## STATED EXERCISE
Copy every line that mentions the word "janv".

[Records that describe figures]
====================
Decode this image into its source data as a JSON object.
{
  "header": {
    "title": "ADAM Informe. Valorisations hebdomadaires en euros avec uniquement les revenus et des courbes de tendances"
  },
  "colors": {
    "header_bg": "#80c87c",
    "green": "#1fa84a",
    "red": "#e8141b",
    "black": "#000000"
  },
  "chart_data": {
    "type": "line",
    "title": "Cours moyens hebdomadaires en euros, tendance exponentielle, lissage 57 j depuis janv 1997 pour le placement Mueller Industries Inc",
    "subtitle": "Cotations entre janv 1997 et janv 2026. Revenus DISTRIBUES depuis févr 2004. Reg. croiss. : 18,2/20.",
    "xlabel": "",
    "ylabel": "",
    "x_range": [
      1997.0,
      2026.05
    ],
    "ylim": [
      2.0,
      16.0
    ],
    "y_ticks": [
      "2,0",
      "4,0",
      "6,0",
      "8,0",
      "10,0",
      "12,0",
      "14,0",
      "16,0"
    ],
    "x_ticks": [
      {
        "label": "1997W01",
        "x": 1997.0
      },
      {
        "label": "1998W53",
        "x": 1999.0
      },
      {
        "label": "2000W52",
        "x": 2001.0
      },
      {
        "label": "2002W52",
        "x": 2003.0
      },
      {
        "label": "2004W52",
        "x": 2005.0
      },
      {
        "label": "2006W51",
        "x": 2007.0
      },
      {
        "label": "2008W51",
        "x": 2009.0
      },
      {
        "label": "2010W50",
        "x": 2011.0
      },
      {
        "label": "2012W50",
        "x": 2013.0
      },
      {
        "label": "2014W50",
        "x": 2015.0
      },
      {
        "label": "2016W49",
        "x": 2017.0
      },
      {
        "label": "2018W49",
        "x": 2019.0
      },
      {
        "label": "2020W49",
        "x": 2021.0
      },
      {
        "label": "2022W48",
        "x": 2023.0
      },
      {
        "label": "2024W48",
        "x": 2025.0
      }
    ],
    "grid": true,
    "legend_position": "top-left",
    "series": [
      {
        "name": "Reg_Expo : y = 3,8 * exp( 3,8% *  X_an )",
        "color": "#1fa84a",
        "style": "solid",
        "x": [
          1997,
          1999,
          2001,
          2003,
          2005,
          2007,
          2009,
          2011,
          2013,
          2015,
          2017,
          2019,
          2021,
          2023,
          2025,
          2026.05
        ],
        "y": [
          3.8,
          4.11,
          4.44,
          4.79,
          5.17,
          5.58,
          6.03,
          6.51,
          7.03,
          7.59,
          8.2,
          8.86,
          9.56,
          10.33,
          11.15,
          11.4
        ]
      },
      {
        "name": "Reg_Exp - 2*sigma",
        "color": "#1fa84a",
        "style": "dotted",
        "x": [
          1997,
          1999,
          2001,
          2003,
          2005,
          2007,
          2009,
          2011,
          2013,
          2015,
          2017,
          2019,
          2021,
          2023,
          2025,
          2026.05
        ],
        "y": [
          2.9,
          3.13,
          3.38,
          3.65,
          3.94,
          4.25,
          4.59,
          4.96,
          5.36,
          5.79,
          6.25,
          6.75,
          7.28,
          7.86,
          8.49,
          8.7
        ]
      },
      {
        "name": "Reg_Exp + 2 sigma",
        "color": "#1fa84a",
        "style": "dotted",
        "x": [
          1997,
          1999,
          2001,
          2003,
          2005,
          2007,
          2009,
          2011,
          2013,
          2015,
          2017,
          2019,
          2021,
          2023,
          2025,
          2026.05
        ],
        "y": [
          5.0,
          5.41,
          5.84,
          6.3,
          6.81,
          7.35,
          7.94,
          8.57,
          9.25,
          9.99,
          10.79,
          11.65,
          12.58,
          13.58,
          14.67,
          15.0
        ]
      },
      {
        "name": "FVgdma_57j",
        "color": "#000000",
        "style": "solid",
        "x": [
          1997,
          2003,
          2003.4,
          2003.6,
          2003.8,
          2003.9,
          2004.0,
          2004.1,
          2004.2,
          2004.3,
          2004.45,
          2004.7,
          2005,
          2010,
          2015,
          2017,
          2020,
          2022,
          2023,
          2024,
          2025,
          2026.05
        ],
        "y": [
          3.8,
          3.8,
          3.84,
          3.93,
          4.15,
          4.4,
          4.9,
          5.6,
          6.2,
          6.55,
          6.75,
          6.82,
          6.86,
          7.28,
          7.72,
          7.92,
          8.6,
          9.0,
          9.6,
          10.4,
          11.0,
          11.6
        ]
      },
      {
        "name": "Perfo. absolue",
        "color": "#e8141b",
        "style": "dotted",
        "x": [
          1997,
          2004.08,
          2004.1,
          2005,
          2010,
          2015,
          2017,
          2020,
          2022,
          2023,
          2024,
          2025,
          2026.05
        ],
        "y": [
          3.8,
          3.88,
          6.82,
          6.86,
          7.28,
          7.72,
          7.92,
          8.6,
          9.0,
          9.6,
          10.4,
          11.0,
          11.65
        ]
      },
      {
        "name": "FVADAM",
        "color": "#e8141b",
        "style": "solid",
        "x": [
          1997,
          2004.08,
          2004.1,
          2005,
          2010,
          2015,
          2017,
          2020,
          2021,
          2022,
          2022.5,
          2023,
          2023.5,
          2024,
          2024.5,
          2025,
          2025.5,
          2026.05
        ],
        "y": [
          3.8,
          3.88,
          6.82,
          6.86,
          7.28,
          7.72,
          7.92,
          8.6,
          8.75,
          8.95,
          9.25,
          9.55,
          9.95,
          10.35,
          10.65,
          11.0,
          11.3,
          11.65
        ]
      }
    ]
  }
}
====================
## SOLUTION TO THIS EXERCISE
    "title": "Cours moyens hebdomadaires en euros, tendance exponentielle, lissage 57 j depuis janv 1997 pour le placement Mueller Industries Inc",
    "subtitle": "Cotations entre janv 1997 et janv 2026. Revenus DISTRIBUES depuis févr 2004. Reg. croiss. : 18,2/20.",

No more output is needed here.